THE PROBLEM ▸ Without skipping anything, write out each record below exactly.

(Saved data entries)
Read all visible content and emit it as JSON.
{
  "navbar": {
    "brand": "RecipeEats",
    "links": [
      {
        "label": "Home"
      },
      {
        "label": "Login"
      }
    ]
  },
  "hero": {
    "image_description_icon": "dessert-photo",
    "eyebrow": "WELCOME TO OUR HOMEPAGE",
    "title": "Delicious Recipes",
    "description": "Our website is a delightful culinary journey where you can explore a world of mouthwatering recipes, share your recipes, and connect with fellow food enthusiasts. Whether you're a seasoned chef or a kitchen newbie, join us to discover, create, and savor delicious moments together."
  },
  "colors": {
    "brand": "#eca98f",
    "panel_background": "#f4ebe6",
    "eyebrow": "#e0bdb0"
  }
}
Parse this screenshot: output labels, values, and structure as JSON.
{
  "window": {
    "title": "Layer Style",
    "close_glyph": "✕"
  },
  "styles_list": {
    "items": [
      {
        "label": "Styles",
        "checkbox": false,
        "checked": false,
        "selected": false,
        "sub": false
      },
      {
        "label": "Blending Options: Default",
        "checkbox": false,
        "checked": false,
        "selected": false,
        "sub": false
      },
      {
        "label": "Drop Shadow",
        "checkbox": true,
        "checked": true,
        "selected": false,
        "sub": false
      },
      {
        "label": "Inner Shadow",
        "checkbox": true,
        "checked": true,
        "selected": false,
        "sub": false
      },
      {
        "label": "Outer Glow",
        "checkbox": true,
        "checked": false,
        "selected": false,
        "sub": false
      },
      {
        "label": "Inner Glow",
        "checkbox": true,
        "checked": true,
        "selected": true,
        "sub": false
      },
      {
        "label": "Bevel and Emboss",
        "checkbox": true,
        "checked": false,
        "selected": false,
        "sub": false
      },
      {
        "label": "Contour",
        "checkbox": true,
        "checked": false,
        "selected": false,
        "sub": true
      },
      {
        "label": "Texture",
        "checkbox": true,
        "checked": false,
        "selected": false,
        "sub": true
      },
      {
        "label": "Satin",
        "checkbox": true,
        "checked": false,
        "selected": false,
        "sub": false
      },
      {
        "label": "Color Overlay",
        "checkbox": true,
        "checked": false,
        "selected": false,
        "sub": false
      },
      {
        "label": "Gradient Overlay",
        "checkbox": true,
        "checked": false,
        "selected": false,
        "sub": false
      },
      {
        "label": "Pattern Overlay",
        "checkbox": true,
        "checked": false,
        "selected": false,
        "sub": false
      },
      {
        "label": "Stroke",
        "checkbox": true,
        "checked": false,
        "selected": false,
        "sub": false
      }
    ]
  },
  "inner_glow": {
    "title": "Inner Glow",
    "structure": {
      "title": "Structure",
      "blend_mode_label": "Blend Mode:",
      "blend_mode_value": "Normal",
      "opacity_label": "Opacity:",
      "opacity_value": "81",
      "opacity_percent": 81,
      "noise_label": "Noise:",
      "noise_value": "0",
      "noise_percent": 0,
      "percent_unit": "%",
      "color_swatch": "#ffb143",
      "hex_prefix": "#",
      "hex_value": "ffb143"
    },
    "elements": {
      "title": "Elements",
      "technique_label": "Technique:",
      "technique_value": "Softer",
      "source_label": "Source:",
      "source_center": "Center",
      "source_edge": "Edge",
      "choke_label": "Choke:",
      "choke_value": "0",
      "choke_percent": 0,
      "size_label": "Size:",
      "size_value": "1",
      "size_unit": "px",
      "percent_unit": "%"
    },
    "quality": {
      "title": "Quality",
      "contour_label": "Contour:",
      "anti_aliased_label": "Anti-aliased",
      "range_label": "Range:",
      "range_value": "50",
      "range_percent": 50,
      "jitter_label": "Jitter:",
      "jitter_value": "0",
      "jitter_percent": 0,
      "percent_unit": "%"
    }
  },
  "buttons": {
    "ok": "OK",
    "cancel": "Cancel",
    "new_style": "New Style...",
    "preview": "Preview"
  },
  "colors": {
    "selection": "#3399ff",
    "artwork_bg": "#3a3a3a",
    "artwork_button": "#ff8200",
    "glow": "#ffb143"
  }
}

RESULT ▸
Read all visible content and emit it as JSON.
{
  "navbar": {
    "brand": "RecipeEats",
    "links": [
      {
        "label": "Home"
      },
      {
        "label": "Login"
      }
    ]
  },
  "hero": {
    "image_description_icon": "dessert-photo",
    "eyebrow": "WELCOME TO OUR HOMEPAGE",
    "title": "Delicious Recipes",
    "description": "Our website is a delightful culinary journey where you can explore a world of mouthwatering recipes, share your recipes, and connect with fellow food enthusiasts. Whether you're a seasoned chef or a kitchen newbie, join us to discover, create, and savor delicious moments together."
  },
  "colors": {
    "brand": "#eca98f",
    "panel_background": "#f4ebe6",
    "eyebrow": "#e0bdb0"
  }
}
Parse this screenshot: output labels, values, and structure as JSON.
{
  "window": {
    "title": "Layer Style",
    "close_glyph": "✕"
  },
  "styles_list": {
    "items": [
      {
        "label": "Styles",
        "checkbox": false,
        "checked": false,
        "selected": false,
        "sub": false
      },
      {
        "label": "Blending Options: Default",
        "checkbox": false,
        "checked": false,
        "selected": false,
        "sub": false
      },
      {
        "label": "Drop Shadow",
        "checkbox": true,
        "checked": true,
        "selected": false,
        "sub": false
      },
      {
        "label": "Inner Shadow",
        "checkbox": true,
        "checked": true,
        "selected": false,
        "sub": false
      },
      {
        "label": "Outer Glow",
        "checkbox": true,
        "checked": false,
        "selected": false,
        "sub": false
      },
      {
        "label": "Inner Glow",
        "checkbox": true,
        "checked": true,
        "selected": true,
        "sub": false
      },
      {
        "label": "Bevel and Emboss",
        "checkbox": true,
        "checked": false,
        "selected": false,
        "sub": false
      },
      {
        "label": "Contour",
        "checkbox": true,
        "checked": false,
        "selected": false,
        "sub": true
      },
      {
        "label": "Texture",
        "checkbox": true,
        "checked": false,
        "selected": false,
        "sub": true
      },
      {
        "label": "Satin",
        "checkbox": true,
        "checked": false,
        "selected": false,
        "sub": false
      },
      {
        "label": "Color Overlay",
        "checkbox": true,
        "checked": false,
        "selected": false,
        "sub": false
      },
      {
        "label": "Gradient Overlay",
        "checkbox": true,
        "checked": false,
        "selected": false,
        "sub": false
      },
      {
        "label": "Pattern Overlay",
        "checkbox": true,
        "checked": false,
        "selected": false,
        "sub": false
      },
      {
        "label": "Stroke",
        "checkbox": true,
        "checked": false,
        "selected": false,
        "sub": false
      }
    ]
  },
  "inner_glow": {
    "title": "Inner Glow",
    "structure": {
      "title": "Structure",
      "blend_mode_label": "Blend Mode:",
      "blend_mode_value": "Normal",
      "opacity_label": "Opacity:",
      "opacity_value": "81",
      "opacity_percent": 81,
      "noise_label": "Noise:",
      "noise_value": "0",
      "noise_percent": 0,
      "percent_unit": "%",
      "color_swatch": "#ffb143",
      "hex_prefix": "#",
      "hex_value": "ffb143"
    },
    "elements": {
      "title": "Elements",
      "technique_label": "Technique:",
      "technique_value": "Softer",
      "source_label": "Source:",
      "source_center": "Center",
      "source_edge": "Edge",
      "choke_label": "Choke:",
      "choke_value": "0",
      "choke_percent": 0,
      "size_label": "Size:",
      "size_value": "1",
      "size_unit": "px",
      "percent_unit": "%"
    },
    "quality": {
      "title": "Quality",
      "contour_label": "Contour:",
      "anti_aliased_label": "Anti-aliased",
      "range_label": "Range:",
      "range_value": "50",
      "range_percent": 50,
      "jitter_label": "Jitter:",
      "jitter_value": "0",
      "jitter_percent": 0,
      "percent_unit": "%"
    }
  },
  "buttons": {
    "ok": "OK",
    "cancel": "Cancel",
    "new_style": "New Style...",
    "preview": "Preview"
  },
  "colors": {
    "selection": "#3399ff",
    "artwork_bg": "#3a3a3a",
    "artwork_button": "#ff8200",
    "glow": "#ffb143"
  }
}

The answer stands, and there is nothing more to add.